> **DATASET RECORDS**:
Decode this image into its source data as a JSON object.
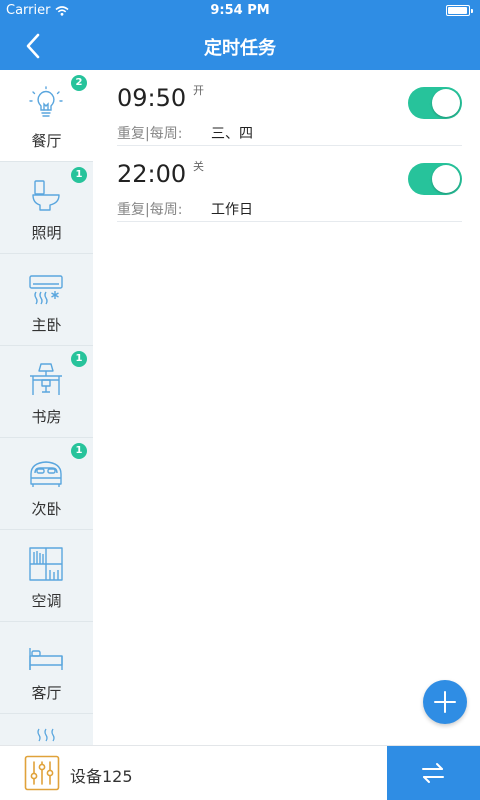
{
  "status_bar": {
    "carrier": "Carrier",
    "time": "9:54 PM"
  },
  "navbar": {
    "title": "定时任务"
  },
  "sidebar": {
    "items": [
      {
        "label": "餐厅",
        "badge": "2",
        "icon": "light-bulb-icon",
        "active": true
      },
      {
        "label": "照明",
        "badge": "1",
        "icon": "toilet-icon"
      },
      {
        "label": "主卧",
        "badge": "",
        "icon": "air-conditioner-icon"
      },
      {
        "label": "书房",
        "badge": "1",
        "icon": "desk-lamp-icon"
      },
      {
        "label": "次卧",
        "badge": "1",
        "icon": "car-bed-icon"
      },
      {
        "label": "空调",
        "badge": "",
        "icon": "bookshelf-icon"
      },
      {
        "label": "客厅",
        "badge": "",
        "icon": "bed-icon"
      }
    ]
  },
  "tasks": [
    {
      "time": "09:50",
      "state": "开",
      "repeat_label": "重复|每周:",
      "days": "三、四",
      "enabled": true
    },
    {
      "time": "22:00",
      "state": "关",
      "repeat_label": "重复|每周:",
      "days": "工作日",
      "enabled": true
    }
  ],
  "bottom": {
    "device_label": "设备125"
  },
  "colors": {
    "primary": "#2f8de4",
    "toggle_on": "#27c39b",
    "badge": "#27c39b",
    "sidebar_bg": "#eef3f6",
    "device_icon": "#e0a23a"
  }
}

> **EXERCISE INSTRUCTIONS**:
Transcribe the records above verbatim. Do not carry over any picture.

> **OUTPUT FOR THIS EXERCISE**:
Decode this image into its source data as a JSON object.
{
  "status_bar": {
    "carrier": "Carrier",
    "time": "9:54 PM"
  },
  "navbar": {
    "title": "定时任务"
  },
  "sidebar": {
    "items": [
      {
        "label": "餐厅",
        "badge": "2",
        "icon": "light-bulb-icon",
        "active": true
      },
      {
        "label": "照明",
        "badge": "1",
        "icon": "toilet-icon"
      },
      {
        "label": "主卧",
        "badge": "",
        "icon": "air-conditioner-icon"
      },
      {
        "label": "书房",
        "badge": "1",
        "icon": "desk-lamp-icon"
      },
      {
        "label": "次卧",
        "badge": "1",
        "icon": "car-bed-icon"
      },
      {
        "label": "空调",
        "badge": "",
        "icon": "bookshelf-icon"
      },
      {
        "label": "客厅",
        "badge": "",
        "icon": "bed-icon"
      }
    ]
  },
  "tasks": [
    {
      "time": "09:50",
      "state": "开",
      "repeat_label": "重复|每周:",
      "days": "三、四",
      "enabled": true
    },
    {
      "time": "22:00",
      "state": "关",
      "repeat_label": "重复|每周:",
      "days": "工作日",
      "enabled": true
    }
  ],
  "bottom": {
    "device_label": "设备125"
  },
  "colors": {
    "primary": "#2f8de4",
    "toggle_on": "#27c39b",
    "badge": "#27c39b",
    "sidebar_bg": "#eef3f6",
    "device_icon": "#e0a23a"
  }
}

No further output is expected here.